--- Exercise ---
Collect each line of the records containing the string "title".

[Start Dataset]

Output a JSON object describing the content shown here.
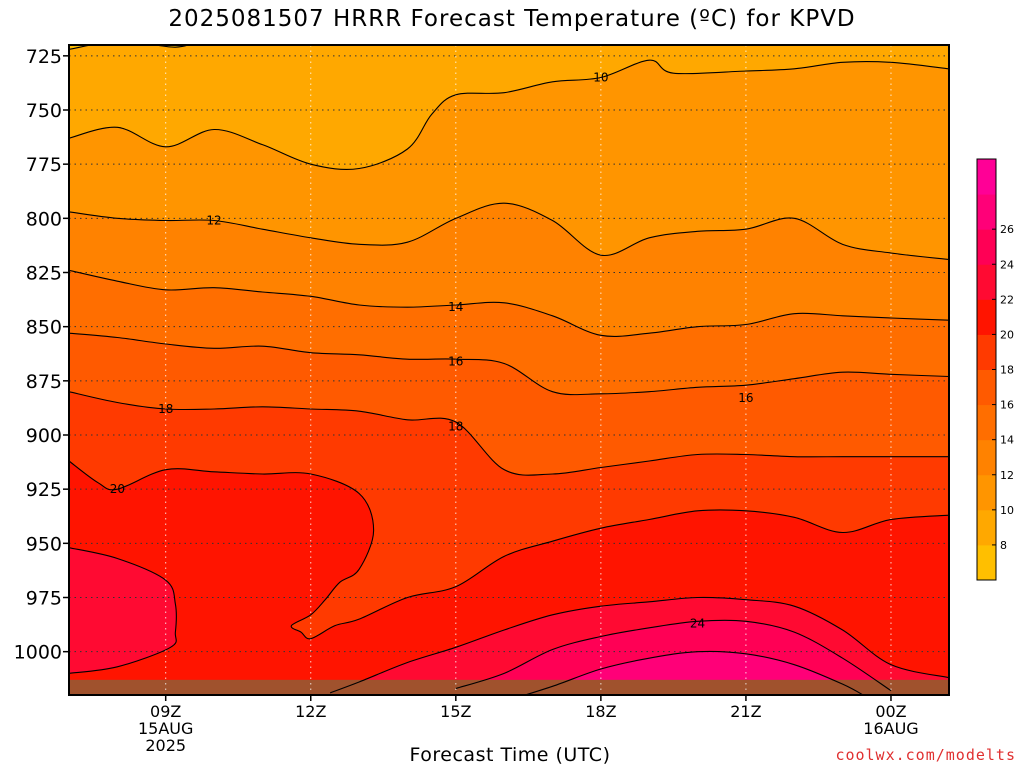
{
  "title": "2025081507 HRRR Forecast Temperature (ºC) for KPVD",
  "credit": "coolwx.com/modelts",
  "chart_data": {
    "type": "contour",
    "title": "2025081507 HRRR Forecast Temperature (ºC) for KPVD",
    "xlabel": "Forecast Time (UTC)",
    "ylabel": "",
    "y_axis": "pressure (hPa), inverted",
    "ylim": [
      1020,
      720
    ],
    "yticks": [
      725,
      750,
      775,
      800,
      825,
      850,
      875,
      900,
      925,
      950,
      975,
      1000
    ],
    "xlim": [
      7,
      25.2
    ],
    "xticks": [
      {
        "x": 9,
        "lines": [
          "09Z",
          "15AUG",
          "2025"
        ]
      },
      {
        "x": 12,
        "lines": [
          "12Z"
        ]
      },
      {
        "x": 15,
        "lines": [
          "15Z"
        ]
      },
      {
        "x": 18,
        "lines": [
          "18Z"
        ]
      },
      {
        "x": 21,
        "lines": [
          "21Z"
        ]
      },
      {
        "x": 24,
        "lines": [
          "00Z",
          "16AUG"
        ]
      }
    ],
    "grid": "dotted",
    "colorbar": {
      "levels": [
        6,
        8,
        10,
        12,
        14,
        16,
        18,
        20,
        22,
        24,
        26,
        28
      ],
      "labels": [
        8,
        10,
        12,
        14,
        16,
        18,
        20,
        22,
        24,
        26
      ],
      "colors": [
        "#ffbf00",
        "#ffa800",
        "#ff9500",
        "#ff8200",
        "#ff6e00",
        "#ff5a00",
        "#ff3a00",
        "#ff1400",
        "#ff0a32",
        "#ff0055",
        "#ff0078",
        "#ff0096"
      ]
    },
    "contour_labels": [
      {
        "text": "10",
        "x": 18.0,
        "p": 735
      },
      {
        "text": "12",
        "x": 10.0,
        "p": 801
      },
      {
        "text": "14",
        "x": 15.0,
        "p": 841
      },
      {
        "text": "16",
        "x": 15.0,
        "p": 866
      },
      {
        "text": "16",
        "x": 21.0,
        "p": 883
      },
      {
        "text": "18",
        "x": 9.0,
        "p": 888
      },
      {
        "text": "18",
        "x": 15.0,
        "p": 896
      },
      {
        "text": "20",
        "x": 8.0,
        "p": 925
      },
      {
        "text": "24",
        "x": 20.0,
        "p": 987
      }
    ],
    "isotherms": [
      {
        "level": 8,
        "points": [
          [
            7,
            722
          ],
          [
            8.1,
            718
          ],
          [
            9.2,
            721
          ],
          [
            9.8,
            717
          ]
        ]
      },
      {
        "level": 10,
        "points": [
          [
            7,
            763
          ],
          [
            8,
            758
          ],
          [
            9,
            767
          ],
          [
            10,
            759
          ],
          [
            11,
            766
          ],
          [
            12,
            775
          ],
          [
            13,
            777
          ],
          [
            14,
            768
          ],
          [
            14.5,
            752
          ],
          [
            15,
            743
          ],
          [
            16,
            742
          ],
          [
            17,
            737
          ],
          [
            18,
            735
          ],
          [
            19,
            727
          ],
          [
            19.5,
            733
          ],
          [
            21,
            732
          ],
          [
            22,
            731
          ],
          [
            23,
            728
          ],
          [
            24,
            728
          ],
          [
            25.2,
            731
          ]
        ]
      },
      {
        "level": 12,
        "points": [
          [
            7,
            797
          ],
          [
            8,
            800
          ],
          [
            9,
            801
          ],
          [
            10,
            801
          ],
          [
            11,
            805
          ],
          [
            12,
            809
          ],
          [
            13,
            812
          ],
          [
            14,
            811
          ],
          [
            15,
            800
          ],
          [
            16,
            793
          ],
          [
            17,
            801
          ],
          [
            18,
            817
          ],
          [
            19,
            809
          ],
          [
            20,
            806
          ],
          [
            21,
            805
          ],
          [
            22,
            800
          ],
          [
            23,
            812
          ],
          [
            24,
            816
          ],
          [
            25.2,
            819
          ]
        ]
      },
      {
        "level": 14,
        "points": [
          [
            7,
            824
          ],
          [
            8,
            829
          ],
          [
            9,
            833
          ],
          [
            10,
            832
          ],
          [
            11,
            834
          ],
          [
            12,
            836
          ],
          [
            13,
            840
          ],
          [
            14,
            841
          ],
          [
            15,
            840
          ],
          [
            16,
            839
          ],
          [
            17,
            845
          ],
          [
            18,
            854
          ],
          [
            19,
            853
          ],
          [
            20,
            850
          ],
          [
            21,
            849
          ],
          [
            22,
            844
          ],
          [
            23,
            845
          ],
          [
            24,
            846
          ],
          [
            25.2,
            847
          ]
        ]
      },
      {
        "level": 16,
        "points": [
          [
            7,
            853
          ],
          [
            8,
            855
          ],
          [
            9,
            858
          ],
          [
            10,
            860
          ],
          [
            11,
            859
          ],
          [
            12,
            862
          ],
          [
            13,
            863
          ],
          [
            14,
            865
          ],
          [
            15,
            865
          ],
          [
            16,
            867
          ],
          [
            17,
            880
          ],
          [
            18,
            881
          ],
          [
            19,
            880
          ],
          [
            20,
            878
          ],
          [
            21,
            877
          ],
          [
            22,
            874
          ],
          [
            23,
            871
          ],
          [
            24,
            872
          ],
          [
            25.2,
            873
          ]
        ]
      },
      {
        "level": 18,
        "points": [
          [
            7,
            880
          ],
          [
            8,
            885
          ],
          [
            9,
            888
          ],
          [
            10,
            888
          ],
          [
            11,
            887
          ],
          [
            12,
            888
          ],
          [
            13,
            889
          ],
          [
            14,
            893
          ],
          [
            15,
            894
          ],
          [
            16,
            916
          ],
          [
            17,
            918
          ],
          [
            18,
            915
          ],
          [
            19,
            912
          ],
          [
            20,
            909
          ],
          [
            21,
            909
          ],
          [
            22,
            910
          ],
          [
            23,
            910
          ],
          [
            24,
            910
          ],
          [
            25.2,
            910
          ]
        ]
      },
      {
        "level": 20,
        "points": [
          [
            7,
            912
          ],
          [
            7.6,
            922
          ],
          [
            8,
            925
          ],
          [
            9,
            916
          ],
          [
            10,
            917
          ],
          [
            11,
            918
          ],
          [
            12,
            918
          ],
          [
            13,
            927
          ],
          [
            13.3,
            944
          ],
          [
            13,
            962
          ],
          [
            12.6,
            968
          ],
          [
            12.3,
            976
          ],
          [
            12,
            983
          ],
          [
            11.6,
            988
          ],
          [
            11.8,
            991
          ],
          [
            12,
            994
          ],
          [
            12.5,
            988
          ],
          [
            13,
            985
          ],
          [
            14,
            975
          ],
          [
            15,
            970
          ],
          [
            16,
            956
          ],
          [
            17,
            949
          ],
          [
            18,
            943
          ],
          [
            19,
            939
          ],
          [
            20,
            935
          ],
          [
            21,
            935
          ],
          [
            22,
            938
          ],
          [
            23,
            945
          ],
          [
            24,
            939
          ],
          [
            25.2,
            937
          ]
        ]
      },
      {
        "level": 22,
        "points": [
          [
            7,
            952
          ],
          [
            8,
            957
          ],
          [
            9,
            967
          ],
          [
            9.2,
            978
          ],
          [
            9.2,
            991
          ],
          [
            9.1,
            998
          ],
          [
            8,
            1007
          ],
          [
            7,
            1010
          ]
        ]
      },
      {
        "level": 22,
        "points": [
          [
            12.4,
            1019
          ],
          [
            13,
            1014
          ],
          [
            14,
            1005
          ],
          [
            15,
            998
          ],
          [
            16,
            990
          ],
          [
            17,
            983
          ],
          [
            18,
            979
          ],
          [
            19,
            977
          ],
          [
            20,
            975
          ],
          [
            21,
            976
          ],
          [
            22,
            979
          ],
          [
            23,
            990
          ],
          [
            24,
            1006
          ],
          [
            25.2,
            1012
          ]
        ]
      },
      {
        "level": 24,
        "points": [
          [
            15,
            1017
          ],
          [
            16,
            1010
          ],
          [
            17,
            999
          ],
          [
            18,
            993
          ],
          [
            19,
            989
          ],
          [
            20,
            986
          ],
          [
            21,
            986
          ],
          [
            22,
            991
          ],
          [
            23,
            1003
          ],
          [
            24,
            1018
          ]
        ]
      },
      {
        "level": 26,
        "points": [
          [
            16,
            1023
          ],
          [
            17,
            1016
          ],
          [
            18,
            1008
          ],
          [
            19,
            1003
          ],
          [
            20,
            1000
          ],
          [
            21,
            1001
          ],
          [
            22,
            1006
          ],
          [
            23,
            1015
          ],
          [
            23.5,
            1021
          ]
        ]
      }
    ],
    "ground": {
      "pressure": 1013,
      "color": "#a0522d"
    }
  }
}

[End Dataset]

--- Exercise output ---
  "title": "2025081507 HRRR Forecast Temperature (ºC) for KPVD",
    "title": "2025081507 HRRR Forecast Temperature (ºC) for KPVD",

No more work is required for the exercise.